═════ SUPPLIED RECORDS ═════
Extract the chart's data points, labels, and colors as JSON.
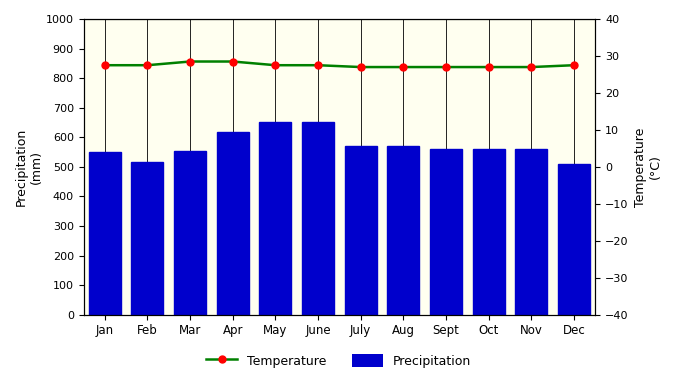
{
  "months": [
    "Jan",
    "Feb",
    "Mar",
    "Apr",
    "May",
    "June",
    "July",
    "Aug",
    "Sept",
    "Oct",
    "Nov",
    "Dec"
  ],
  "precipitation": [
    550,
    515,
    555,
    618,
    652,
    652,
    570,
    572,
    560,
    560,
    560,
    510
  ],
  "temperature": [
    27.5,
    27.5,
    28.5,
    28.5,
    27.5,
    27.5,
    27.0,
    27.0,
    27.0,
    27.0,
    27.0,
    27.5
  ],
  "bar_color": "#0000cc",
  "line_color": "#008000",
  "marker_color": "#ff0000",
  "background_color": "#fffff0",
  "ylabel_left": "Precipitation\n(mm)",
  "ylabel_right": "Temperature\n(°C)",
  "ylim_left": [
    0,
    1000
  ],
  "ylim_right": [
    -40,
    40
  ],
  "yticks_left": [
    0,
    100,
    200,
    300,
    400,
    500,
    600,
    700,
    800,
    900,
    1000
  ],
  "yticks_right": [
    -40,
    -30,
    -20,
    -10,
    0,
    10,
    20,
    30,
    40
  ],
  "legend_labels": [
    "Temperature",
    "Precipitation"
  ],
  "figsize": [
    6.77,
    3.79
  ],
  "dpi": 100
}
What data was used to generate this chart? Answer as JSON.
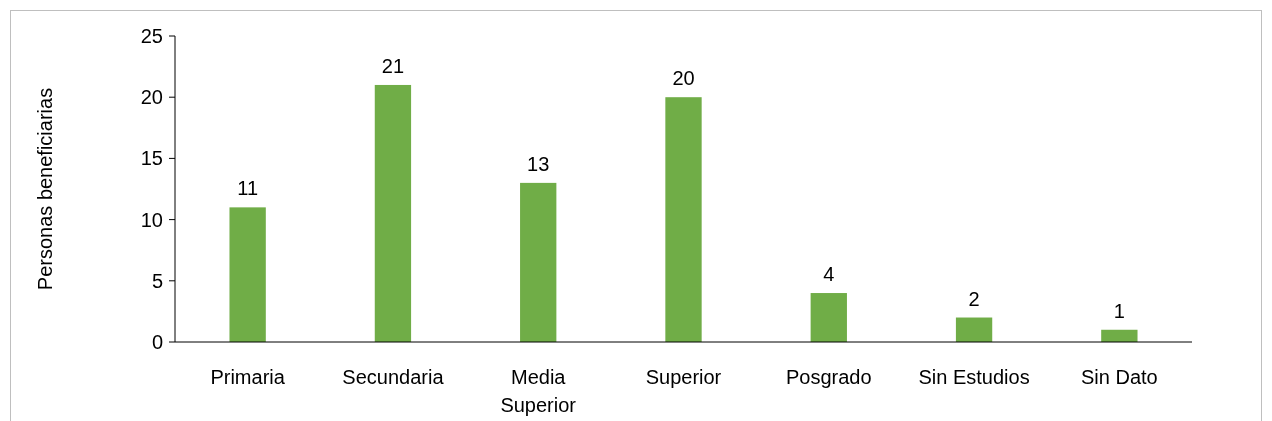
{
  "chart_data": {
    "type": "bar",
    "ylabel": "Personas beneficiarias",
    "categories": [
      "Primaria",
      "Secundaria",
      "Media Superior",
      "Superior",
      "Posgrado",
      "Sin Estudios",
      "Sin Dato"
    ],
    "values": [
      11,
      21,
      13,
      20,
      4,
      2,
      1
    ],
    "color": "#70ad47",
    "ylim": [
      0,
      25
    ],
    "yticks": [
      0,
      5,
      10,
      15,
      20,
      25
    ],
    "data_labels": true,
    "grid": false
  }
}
═════
- **YOUR INSTRUCTIONS**
Skip the pictures and transcribe the rest of the records exactly.

- **RESULT**
Extract the chart's data points, labels, and colors as JSON.
{
  "months": [
    "Jan",
    "Feb",
    "Mar",
    "Apr",
    "May",
    "June",
    "July",
    "Aug",
    "Sept",
    "Oct",
    "Nov",
    "Dec"
  ],
  "precipitation": [
    550,
    515,
    555,
    618,
    652,
    652,
    570,
    572,
    560,
    560,
    560,
    510
  ],
  "temperature": [
    27.5,
    27.5,
    28.5,
    28.5,
    27.5,
    27.5,
    27.0,
    27.0,
    27.0,
    27.0,
    27.0,
    27.5
  ],
  "bar_color": "#0000cc",
  "line_color": "#008000",
  "marker_color": "#ff0000",
  "background_color": "#fffff0",
  "ylabel_left": "Precipitation\n(mm)",
  "ylabel_right": "Temperature\n(°C)",
  "ylim_left": [
    0,
    1000
  ],
  "ylim_right": [
    -40,
    40
  ],
  "yticks_left": [
    0,
    100,
    200,
    300,
    400,
    500,
    600,
    700,
    800,
    900,
    1000
  ],
  "yticks_right": [
    -40,
    -30,
    -20,
    -10,
    0,
    10,
    20,
    30,
    40
  ],
  "legend_labels": [
    "Temperature",
    "Precipitation"
  ],
  "figsize": [
    6.77,
    3.79
  ],
  "dpi": 100
}
What data was used to generate this chart? Answer as JSON.
{
  "chart_data": {
    "type": "bar",
    "ylabel": "Personas beneficiarias",
    "categories": [
      "Primaria",
      "Secundaria",
      "Media Superior",
      "Superior",
      "Posgrado",
      "Sin Estudios",
      "Sin Dato"
    ],
    "values": [
      11,
      21,
      13,
      20,
      4,
      2,
      1
    ],
    "color": "#70ad47",
    "ylim": [
      0,
      25
    ],
    "yticks": [
      0,
      5,
      10,
      15,
      20,
      25
    ],
    "data_labels": true,
    "grid": false
  }
}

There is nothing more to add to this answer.